» Texte fourni:
-- -- --

Thomas Iyer enseigne les mathématiques au collège Anatole France à Sarcelles. Dans cet établissement Ambition Réussite, il développe depuis plusieurs années des stratégies pédagogiques susceptibles de motiver et favoriser l’apprentissage des maths. L’objectif est d’amener les élèves dans « un terrain d’étude parallèle, intelligible, souvent concret et permettant d’en apprivoiser lentement les différents acteurs » : ces « images », ces « diversions » transitoires prennent la forme d’un dessin, d’explications orales ou d’un problème théâtralisé ; elles consistent à parler temporairement d’évènements souvent étrangers aux mathématiques, comme l’ordre du passage à la cantine, le partage des terres d’un fermier mourant, les liens de parenté… Les détours, variés et inventifs, vont jusqu’à croiser maths et français ou à utiliser le Rubik’s Cube. Ils témoignent de la passion d’un enseignant que la difficulté stimule au lieu d’abattre : « Par les virages que je propose, j’espère impliquer suffisamment mes élèves pour dissoudre certains clichés et ainsi obtenir une cohabitation durable avec des objets mathématiques qui, soi-disant, n’étaient pas faits pour eux. » Thomas Iyer participe au 7ème Forum des enseignants innovants les 16 et 17 mai.

-- -- --

» Données enregistrées:
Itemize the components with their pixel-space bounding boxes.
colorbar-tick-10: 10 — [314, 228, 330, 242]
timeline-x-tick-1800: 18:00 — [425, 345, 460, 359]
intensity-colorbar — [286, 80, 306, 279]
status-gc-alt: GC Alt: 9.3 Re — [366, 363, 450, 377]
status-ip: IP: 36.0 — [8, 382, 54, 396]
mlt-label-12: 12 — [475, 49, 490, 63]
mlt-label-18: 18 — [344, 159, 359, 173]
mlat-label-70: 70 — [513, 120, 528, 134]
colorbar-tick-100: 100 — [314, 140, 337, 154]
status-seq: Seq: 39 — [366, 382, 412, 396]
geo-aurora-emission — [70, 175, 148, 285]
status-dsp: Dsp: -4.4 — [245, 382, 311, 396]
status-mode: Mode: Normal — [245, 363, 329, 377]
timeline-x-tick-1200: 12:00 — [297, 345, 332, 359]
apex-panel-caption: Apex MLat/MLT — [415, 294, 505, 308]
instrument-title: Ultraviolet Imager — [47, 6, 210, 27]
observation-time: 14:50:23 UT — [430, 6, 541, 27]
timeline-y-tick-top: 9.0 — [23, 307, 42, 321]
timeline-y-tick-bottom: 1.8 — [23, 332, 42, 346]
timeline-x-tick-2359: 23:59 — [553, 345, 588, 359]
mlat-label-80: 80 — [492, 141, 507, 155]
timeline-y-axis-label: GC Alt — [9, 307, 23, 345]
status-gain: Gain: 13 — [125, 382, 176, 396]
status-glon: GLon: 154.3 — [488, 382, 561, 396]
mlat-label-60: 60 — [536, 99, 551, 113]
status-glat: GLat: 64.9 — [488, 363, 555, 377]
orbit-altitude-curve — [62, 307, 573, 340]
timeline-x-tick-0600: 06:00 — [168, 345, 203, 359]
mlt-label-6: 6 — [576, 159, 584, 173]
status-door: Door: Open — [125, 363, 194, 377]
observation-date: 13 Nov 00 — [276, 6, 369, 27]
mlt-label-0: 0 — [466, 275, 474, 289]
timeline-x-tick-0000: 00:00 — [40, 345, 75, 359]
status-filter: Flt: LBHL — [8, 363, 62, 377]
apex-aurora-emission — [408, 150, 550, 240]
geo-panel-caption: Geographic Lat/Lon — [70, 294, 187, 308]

-- -- --

» Série de consignes:
**a.** D'après le texte sur Thomas Iyer, dans quel collège enseigne-t-il ?
**b.** Reprenez sous forme de liste le paragraphe du texte sur Thomas Iyer qui commence par « Thomas Iyer enseigne les mathématiques », en gardant ses faits principaux.
**c.** Prolongez le texte sur Thomas Iyer à partir de sa dernière phrase.
Les lignes viennent d'une autre source.

» Réponses:
**a.** Au collège Anatole France, à Sarcelles.

**b.**
- Thomas Iyer enseigne les maths au collège Anatole France de Sarcelles, un établissement Ambition Réussite.
- Depuis plusieurs années, il met au point des façons de motiver ses élèves et de les aider à apprendre les maths.
- Il les fait passer par des détours provisoires : un dessin, des explications orales ou un problème mis en scène.
- Ces détours parlent souvent de sujets éloignés des maths, comme l'ordre de passage à la cantine, le partage des terres d'un fermier mourant ou les liens de parenté.
- Certains mêlent maths et français ou utilisent le Rubik's Cube.
- Par ces détours, il espère faire tomber des clichés et rapprocher durablement ses élèves des maths.
- Il participe au 7ème Forum des enseignants innovants les 16 et 17 mai.

**c.**
Dans quel contexte avez-vous élaboré votre démarche ?
Je suis arrivé au collège Anatole France il y a dix ans. J’y ai rencontré des élèves en grandes difficultés, parfois imperméables aux explications conventionnelles mais pour la plupart disposés à apprendre. Leur spontanéité, leur familiarité, leur ouverture d’esprit m’ont spontanément conduit, d’année en année, à bouleverser mes explications pour fédérer un maximum d’élèves autour de certains apprentissages. Mon ambition est d’encourager la prise de parole individuelle, les échanges et surtout l’action des élèves à l’écrit en installant un nouveau cadre d’apprentissage, un « entre-nous prof / élèves ».
Le projet que vous présentez au Forum des enseignants innovants s’intitule « Des maths par l’image » : en quoi consiste votre démarche ?
Mon projet consiste à développer des terrains d’étude parallèles avant d’appréhender certains apprentissages dans leur cadre abstrait. Ces explications, ces « images », ces « diversions » transitoires peuvent prendre la forme d’un dessin, de quelques phrases à l’oral ou d’un problème mis en scène.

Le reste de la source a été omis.